**GIVEN REQUEST**
Every entry must be repeated exactly. Exclude all pictures.

**** SUPPLIED DATA ****

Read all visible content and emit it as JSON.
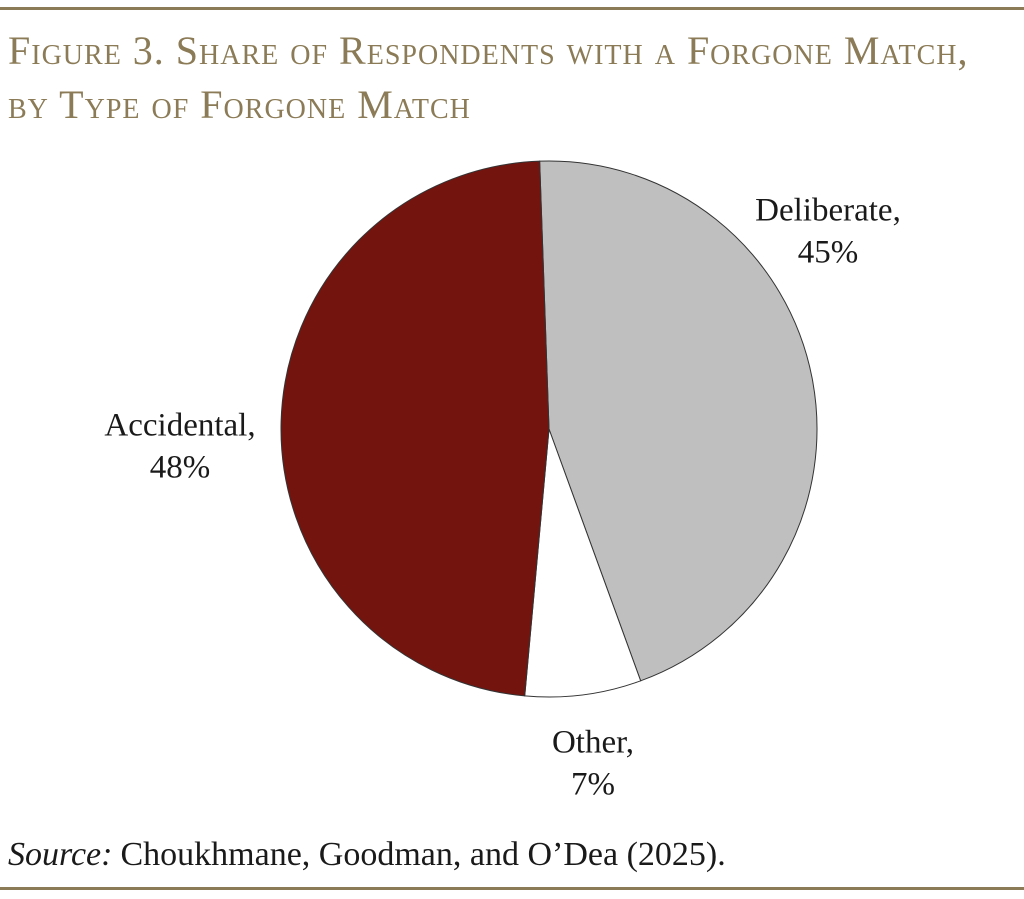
{
  "chart_data": {
    "type": "pie",
    "title": "Figure 3. Share of Respondents with a Forgone Match, by Type of Forgone Match",
    "categories": [
      "Deliberate,",
      "Other,",
      "Accidental,"
    ],
    "values": [
      45,
      7,
      48
    ],
    "value_labels": [
      "45%",
      "7%",
      "48%"
    ],
    "colors": [
      "#bfbfbf",
      "#ffffff",
      "#74140f"
    ],
    "source_label": "Source:",
    "source": "Choukhmane, Goodman, and O’Dea (2025)."
  }
}
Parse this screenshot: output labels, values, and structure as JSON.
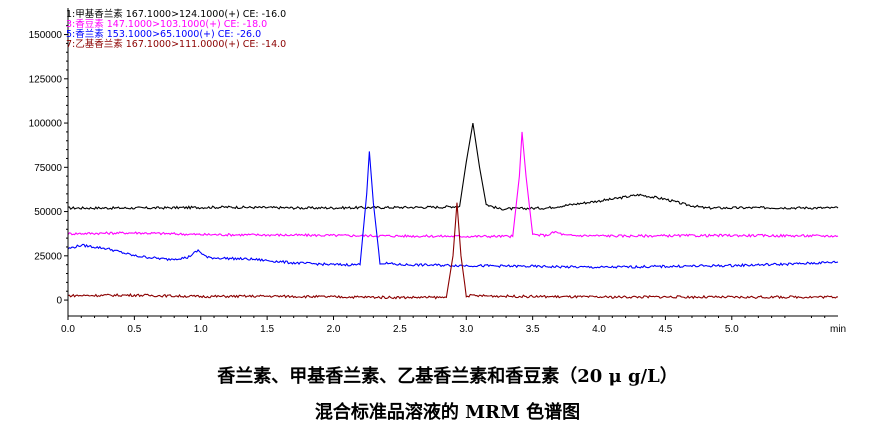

****

**CORRECT RESULT**
Read all visible content and emit it as JSON.
{
  "chart_data": {
    "type": "pie",
    "title": "Figure 3. Share of Respondents with a Forgone Match, by Type of Forgone Match",
    "categories": [
      "Deliberate,",
      "Other,",
      "Accidental,"
    ],
    "values": [
      45,
      7,
      48
    ],
    "value_labels": [
      "45%",
      "7%",
      "48%"
    ],
    "colors": [
      "#bfbfbf",
      "#ffffff",
      "#74140f"
    ],
    "source_label": "Source:",
    "source": "Choukhmane, Goodman, and O’Dea (2025)."
  }
}
Parse this screenshot: output labels, values, and structure as JSON.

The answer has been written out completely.